▸ RECORDED DATA:
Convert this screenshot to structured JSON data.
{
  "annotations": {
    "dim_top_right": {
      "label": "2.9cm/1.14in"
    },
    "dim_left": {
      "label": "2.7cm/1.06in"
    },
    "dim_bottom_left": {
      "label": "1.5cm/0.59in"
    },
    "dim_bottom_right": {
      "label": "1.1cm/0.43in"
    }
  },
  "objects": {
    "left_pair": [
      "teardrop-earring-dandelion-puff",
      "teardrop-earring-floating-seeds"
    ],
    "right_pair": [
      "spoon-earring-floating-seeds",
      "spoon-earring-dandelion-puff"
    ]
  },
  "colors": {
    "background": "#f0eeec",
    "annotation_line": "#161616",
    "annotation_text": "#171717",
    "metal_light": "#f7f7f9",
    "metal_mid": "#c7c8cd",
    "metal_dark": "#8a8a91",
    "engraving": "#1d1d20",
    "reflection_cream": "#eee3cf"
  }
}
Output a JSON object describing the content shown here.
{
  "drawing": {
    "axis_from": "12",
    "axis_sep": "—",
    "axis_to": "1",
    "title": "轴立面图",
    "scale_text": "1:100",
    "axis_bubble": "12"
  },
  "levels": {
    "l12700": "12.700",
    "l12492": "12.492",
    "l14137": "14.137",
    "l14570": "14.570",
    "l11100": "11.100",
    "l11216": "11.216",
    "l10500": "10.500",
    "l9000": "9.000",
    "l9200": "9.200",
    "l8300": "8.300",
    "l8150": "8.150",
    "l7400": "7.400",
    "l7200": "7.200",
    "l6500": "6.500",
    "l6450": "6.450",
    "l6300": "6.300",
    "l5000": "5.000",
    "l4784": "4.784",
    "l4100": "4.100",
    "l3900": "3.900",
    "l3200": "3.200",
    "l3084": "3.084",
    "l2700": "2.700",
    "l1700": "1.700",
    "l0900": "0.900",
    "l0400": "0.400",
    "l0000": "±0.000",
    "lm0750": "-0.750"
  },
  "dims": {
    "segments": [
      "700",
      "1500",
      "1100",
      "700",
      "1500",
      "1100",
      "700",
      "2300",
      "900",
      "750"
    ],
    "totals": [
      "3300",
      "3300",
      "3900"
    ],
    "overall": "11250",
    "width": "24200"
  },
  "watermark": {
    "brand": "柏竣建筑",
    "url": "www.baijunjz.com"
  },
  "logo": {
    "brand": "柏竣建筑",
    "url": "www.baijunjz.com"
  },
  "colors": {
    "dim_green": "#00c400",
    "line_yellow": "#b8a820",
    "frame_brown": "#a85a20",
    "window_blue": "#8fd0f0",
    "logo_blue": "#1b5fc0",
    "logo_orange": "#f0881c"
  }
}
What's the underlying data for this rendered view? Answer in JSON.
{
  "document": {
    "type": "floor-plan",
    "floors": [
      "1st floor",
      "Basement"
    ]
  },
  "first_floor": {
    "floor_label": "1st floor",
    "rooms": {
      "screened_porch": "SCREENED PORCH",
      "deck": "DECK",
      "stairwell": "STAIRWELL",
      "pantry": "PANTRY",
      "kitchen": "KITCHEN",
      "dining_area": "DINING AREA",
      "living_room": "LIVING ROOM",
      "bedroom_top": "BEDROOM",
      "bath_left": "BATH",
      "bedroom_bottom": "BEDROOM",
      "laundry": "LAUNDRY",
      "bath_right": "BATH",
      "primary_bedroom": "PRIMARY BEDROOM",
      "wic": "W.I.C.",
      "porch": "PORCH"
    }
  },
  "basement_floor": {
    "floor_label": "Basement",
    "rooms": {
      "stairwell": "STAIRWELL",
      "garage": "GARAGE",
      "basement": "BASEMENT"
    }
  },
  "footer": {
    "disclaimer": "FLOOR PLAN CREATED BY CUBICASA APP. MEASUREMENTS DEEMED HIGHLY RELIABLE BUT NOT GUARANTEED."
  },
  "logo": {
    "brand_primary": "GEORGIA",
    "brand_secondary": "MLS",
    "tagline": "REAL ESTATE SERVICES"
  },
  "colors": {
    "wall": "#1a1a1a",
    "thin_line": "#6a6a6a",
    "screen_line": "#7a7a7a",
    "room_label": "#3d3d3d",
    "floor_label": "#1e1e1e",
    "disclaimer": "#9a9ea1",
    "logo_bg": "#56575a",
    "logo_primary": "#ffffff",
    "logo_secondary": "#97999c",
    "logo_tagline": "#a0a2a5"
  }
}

▸ WHAT TO PRODUCE: Report only the count of lines that include the string "disclaimer".

▸ FULL SOLUTION: 2